You wrote these songs on paper, so what is like when you get into the studio and start hearing the players fill in the blanks. Or leaving more blanks.

It’s great. It’s magic. I don’t know if I have a compelling quip about it. My jaw drops. I’m also honored that some of my friends who have been mastering their craft for a long time will apply their skills to these pieces of paper. The people I’ve assembled are not in Los Angeles or New York but they can definitely hold their own with anybody in the country.

You have a songbook that accompanies this album and features the song “Persnickety”, which I know you were working on after the last album.

We didn’t record that one yet. It wouldn’t work without everyone in the same room. It’s really fast, you can’t do unless everyone’s in the same room, looking at each other. There’s “Back in New York”, which is a great song that I’m going to put out. There’s actually a companion disc that I think we’re going to call Complementary Hues. There were so many songs for the album, so the ones that had a little more of a backbeat or were a little more pop were held back.


Almost nothing has a backbeat on this record.


That’s probably not something I should brag about because it’ll turn people off. [Laughs.] Someone once told me, “Wynton Marsalis doesn’t like anything with a backbeat.” It’s probably not true but you don’t have to have that big guy banging on that snare on every two and four on everything.

Was jazz something you came to early on or was it something you picked up on later?

I think more musicians are much more catholic than their public face would suggest. When I started playing with Alex Chilton it was such a big deal for us to go see Charles Mingus. Alex loved him and he loved Chet Baker. Growing up, I would go see everybody. Classical music was more what I grew up with. But for jazz Mingus was particularly interesting because he was a composer first and foremost. I really loved those records when I was in high school.

Once I got to New York, the Art Ensemble of Chicago were kind of like my Grateful Dead. I’m not sure I could follow all of it; I’m not sure they could follow all of it all of the time, but I loved those concerts. The dB’s were managed by a collective in New York that also handled Leroy Jenkins and Anthony Braxton, a lot of the Chicago new music jazz players who migrated to New York. It wasn’t as narrow as people were sometimes led to believe.

There are those great stories about the Grateful Dead and Miles Davis sharing bills.

I’m not a jazz musician. It’s all based on songwriting. I’m trying to learn more about the way that chords fit together and the way melodies can work. I’m trying to become a better man as Jack Nicholson would say.

### PROMPT A
How many lines of the records contain the string "series"? Case counts, and give only the number.
### PROMPT B
Please write what comes next in the interview about songwriting and jazz, starting after its final sentence.
The records have no connection to the interview about songwriting and jazz.

### DATA SHOWN
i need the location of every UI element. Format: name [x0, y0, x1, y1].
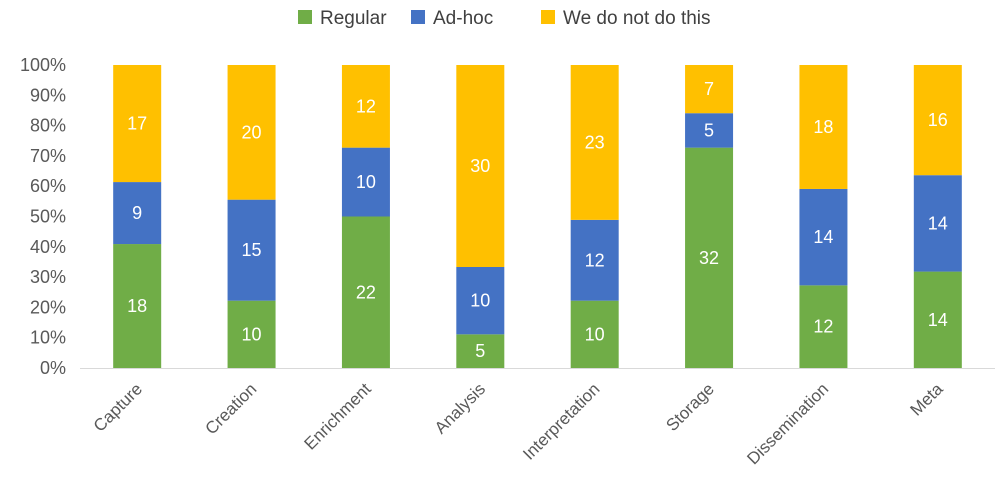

--

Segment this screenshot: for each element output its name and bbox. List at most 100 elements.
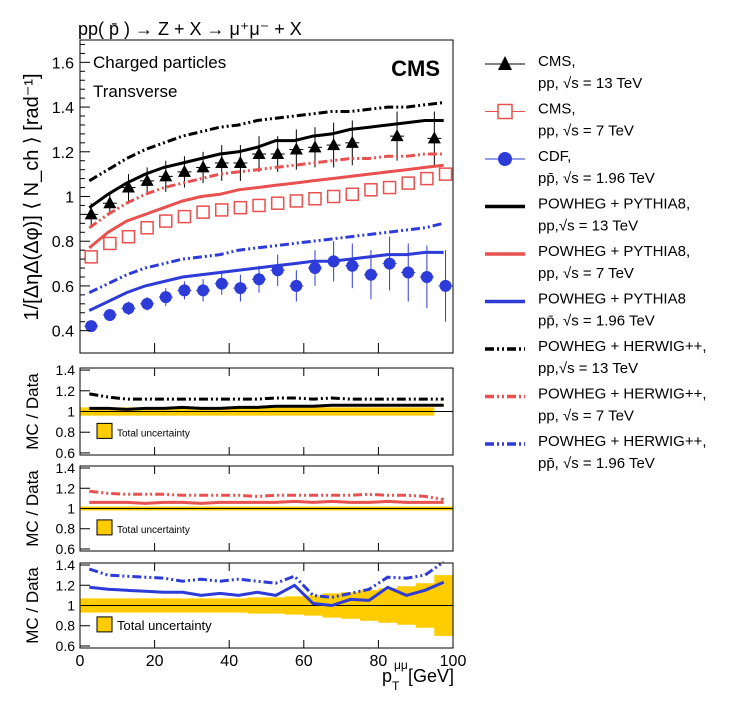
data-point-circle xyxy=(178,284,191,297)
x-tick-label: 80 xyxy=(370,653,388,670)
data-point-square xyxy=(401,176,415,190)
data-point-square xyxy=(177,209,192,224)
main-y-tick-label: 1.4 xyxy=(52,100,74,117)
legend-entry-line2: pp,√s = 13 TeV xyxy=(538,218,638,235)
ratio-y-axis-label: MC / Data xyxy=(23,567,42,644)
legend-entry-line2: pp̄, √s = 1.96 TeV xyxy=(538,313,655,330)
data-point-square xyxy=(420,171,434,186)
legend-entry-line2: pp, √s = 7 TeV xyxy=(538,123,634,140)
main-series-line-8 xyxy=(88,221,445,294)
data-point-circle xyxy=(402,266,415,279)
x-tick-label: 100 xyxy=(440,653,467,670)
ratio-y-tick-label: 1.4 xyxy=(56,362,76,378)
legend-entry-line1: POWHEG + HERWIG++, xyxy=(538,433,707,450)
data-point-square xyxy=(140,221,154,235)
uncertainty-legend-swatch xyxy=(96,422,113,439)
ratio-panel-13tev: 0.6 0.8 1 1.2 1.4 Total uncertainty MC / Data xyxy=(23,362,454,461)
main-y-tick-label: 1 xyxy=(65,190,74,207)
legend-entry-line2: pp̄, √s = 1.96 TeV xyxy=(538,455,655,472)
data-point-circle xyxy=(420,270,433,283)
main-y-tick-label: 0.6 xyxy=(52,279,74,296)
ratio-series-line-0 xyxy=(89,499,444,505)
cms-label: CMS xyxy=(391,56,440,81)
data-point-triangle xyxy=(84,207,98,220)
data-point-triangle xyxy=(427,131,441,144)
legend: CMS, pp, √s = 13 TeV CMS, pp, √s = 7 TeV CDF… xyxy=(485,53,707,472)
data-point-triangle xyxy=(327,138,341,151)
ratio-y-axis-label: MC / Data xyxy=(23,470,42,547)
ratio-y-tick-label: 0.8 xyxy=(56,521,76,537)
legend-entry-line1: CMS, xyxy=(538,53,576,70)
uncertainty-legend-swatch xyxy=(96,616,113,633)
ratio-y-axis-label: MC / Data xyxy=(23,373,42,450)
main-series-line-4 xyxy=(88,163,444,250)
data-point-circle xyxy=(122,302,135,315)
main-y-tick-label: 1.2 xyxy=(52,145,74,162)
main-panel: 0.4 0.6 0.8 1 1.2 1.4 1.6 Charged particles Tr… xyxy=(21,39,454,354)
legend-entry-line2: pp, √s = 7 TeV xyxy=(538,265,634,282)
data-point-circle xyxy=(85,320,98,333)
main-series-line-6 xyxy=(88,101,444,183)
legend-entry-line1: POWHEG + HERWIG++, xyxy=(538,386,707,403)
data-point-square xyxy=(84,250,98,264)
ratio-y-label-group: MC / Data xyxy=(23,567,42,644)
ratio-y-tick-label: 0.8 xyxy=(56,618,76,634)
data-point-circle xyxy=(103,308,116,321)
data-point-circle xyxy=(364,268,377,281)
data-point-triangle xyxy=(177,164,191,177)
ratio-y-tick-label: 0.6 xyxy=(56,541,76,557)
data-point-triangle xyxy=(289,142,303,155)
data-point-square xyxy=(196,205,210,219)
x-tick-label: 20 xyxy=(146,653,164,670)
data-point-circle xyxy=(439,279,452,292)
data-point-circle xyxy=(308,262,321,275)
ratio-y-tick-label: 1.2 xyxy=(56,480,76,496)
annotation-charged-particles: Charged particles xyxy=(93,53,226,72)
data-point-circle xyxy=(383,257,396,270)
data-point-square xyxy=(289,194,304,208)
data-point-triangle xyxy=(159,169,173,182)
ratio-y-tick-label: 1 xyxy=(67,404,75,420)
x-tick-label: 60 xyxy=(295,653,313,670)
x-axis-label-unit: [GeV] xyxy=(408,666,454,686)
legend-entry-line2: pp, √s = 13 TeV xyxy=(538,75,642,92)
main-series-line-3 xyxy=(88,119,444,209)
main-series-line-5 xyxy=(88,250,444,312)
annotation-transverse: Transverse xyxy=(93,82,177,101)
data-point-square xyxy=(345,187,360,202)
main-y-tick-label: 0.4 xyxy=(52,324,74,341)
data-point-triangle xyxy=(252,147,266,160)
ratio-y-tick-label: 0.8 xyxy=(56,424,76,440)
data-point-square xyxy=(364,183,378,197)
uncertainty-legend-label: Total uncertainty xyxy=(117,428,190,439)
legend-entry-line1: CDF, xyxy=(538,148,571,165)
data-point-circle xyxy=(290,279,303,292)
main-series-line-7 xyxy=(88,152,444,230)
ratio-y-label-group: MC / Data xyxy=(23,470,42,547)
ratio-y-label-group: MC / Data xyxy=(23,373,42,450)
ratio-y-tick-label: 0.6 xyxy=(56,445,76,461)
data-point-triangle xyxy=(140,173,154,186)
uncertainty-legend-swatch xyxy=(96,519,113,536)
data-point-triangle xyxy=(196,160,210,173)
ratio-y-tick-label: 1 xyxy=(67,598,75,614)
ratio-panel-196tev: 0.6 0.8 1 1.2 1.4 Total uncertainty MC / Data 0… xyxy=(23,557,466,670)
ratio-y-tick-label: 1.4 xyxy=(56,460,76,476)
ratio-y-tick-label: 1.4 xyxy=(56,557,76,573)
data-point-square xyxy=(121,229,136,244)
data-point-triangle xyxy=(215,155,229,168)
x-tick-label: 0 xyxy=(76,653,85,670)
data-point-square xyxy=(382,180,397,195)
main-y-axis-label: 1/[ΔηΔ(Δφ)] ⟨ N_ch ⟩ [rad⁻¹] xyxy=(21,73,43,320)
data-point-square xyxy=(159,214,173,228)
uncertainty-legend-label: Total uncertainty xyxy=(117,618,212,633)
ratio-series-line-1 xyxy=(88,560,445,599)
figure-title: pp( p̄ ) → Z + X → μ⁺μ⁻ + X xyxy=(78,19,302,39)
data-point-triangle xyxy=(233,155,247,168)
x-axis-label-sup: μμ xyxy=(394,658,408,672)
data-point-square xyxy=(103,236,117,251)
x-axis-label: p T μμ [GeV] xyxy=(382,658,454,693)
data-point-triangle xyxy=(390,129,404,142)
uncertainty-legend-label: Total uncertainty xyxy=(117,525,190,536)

### EXERCISE RESULT A
8

### EXERCISE RESULT B
[Laughs.] I wanted to ask you about “Speechless” because that one struck me as ever-so-slightly different than the rest of the material. I heard more of an English influence in it.

That one does have a backbeat!


One of the two. It’s an anomaly. It felt good to put that one after everything else. It felt like a nice encore. I don’t know about English. I thought it was a Stevie Wonder song. He was always good with chords in a way that didn’t make you think about them. Lyrically, it aspires to the kind of writing that Cole Porter would do. A list song like “(Let’s Do It) Let’s Fall In Love”.

You have “Dangling Cheek to Cheek” which recalls earlier music but you have contemporary or semi-contemporary references in the lyrics. Like, I love country music but I hear so many songs that don’t seem to know they were written in 2019 and 1938.

I think writing songs has always been, for me, like being a child at the beach: You walk around and you see these colored stones and think, “Oh, that’s great. I’ll move this here.” It’s a question of curiosity. It’s not a question of planning or intent. I don’t think about whether something is retro or modern. I think the state of mind when you’re creating is not very calculating in that way. I will say that I was thinking about Depression-era songs.

“Come Home to Me” is definitely that kind of early 1930s kind of song. “Dangling Cheek to Cheek” is like “Brother Can You Spare a Dime?” It was so much fun to sing Muhammad Ali and three-pointer shot. I don’t know. I just didn’t throw those lines out. I was curious and doing stuff that made me smile. Usually the songs where you are really calculated about it are the ones that tank. Nobody likes them.